STATED GOAL:
Report how many lines hold the word "color"; give nothing but the number.

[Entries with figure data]
%%

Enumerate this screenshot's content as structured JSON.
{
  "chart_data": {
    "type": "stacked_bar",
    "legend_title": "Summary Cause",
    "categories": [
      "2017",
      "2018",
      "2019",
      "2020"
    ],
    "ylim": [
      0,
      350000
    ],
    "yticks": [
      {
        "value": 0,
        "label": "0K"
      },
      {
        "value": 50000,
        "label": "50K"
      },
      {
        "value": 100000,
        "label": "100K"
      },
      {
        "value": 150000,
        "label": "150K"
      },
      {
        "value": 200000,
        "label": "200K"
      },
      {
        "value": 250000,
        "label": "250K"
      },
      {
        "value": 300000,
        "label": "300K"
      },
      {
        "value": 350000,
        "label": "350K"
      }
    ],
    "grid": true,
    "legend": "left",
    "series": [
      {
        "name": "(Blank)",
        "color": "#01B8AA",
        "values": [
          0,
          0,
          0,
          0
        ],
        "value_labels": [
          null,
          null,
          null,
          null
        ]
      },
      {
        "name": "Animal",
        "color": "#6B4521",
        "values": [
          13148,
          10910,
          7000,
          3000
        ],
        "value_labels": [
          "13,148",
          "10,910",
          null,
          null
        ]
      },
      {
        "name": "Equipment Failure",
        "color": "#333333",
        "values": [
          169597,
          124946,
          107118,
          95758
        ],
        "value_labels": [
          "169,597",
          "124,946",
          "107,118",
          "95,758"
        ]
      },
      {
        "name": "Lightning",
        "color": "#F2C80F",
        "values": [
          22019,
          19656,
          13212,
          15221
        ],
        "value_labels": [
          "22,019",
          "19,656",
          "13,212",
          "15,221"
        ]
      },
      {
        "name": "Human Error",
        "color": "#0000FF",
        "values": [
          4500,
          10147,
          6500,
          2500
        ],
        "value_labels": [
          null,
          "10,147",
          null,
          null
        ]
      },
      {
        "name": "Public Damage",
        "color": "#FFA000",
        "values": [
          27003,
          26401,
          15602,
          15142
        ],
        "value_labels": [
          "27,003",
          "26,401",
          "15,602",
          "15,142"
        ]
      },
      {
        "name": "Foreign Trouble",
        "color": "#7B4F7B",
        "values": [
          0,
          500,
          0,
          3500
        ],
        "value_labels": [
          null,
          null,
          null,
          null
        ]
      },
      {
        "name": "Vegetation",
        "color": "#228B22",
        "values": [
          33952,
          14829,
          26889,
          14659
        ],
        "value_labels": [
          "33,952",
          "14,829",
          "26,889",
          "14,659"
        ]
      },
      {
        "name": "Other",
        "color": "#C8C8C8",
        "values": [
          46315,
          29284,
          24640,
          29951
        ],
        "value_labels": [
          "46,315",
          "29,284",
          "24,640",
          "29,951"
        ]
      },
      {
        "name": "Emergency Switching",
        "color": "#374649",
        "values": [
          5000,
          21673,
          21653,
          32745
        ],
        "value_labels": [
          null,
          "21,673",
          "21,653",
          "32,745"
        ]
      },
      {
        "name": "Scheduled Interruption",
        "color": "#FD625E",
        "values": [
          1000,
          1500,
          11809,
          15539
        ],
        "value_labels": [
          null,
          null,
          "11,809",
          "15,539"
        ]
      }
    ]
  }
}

%%

TASK ANSWER:
11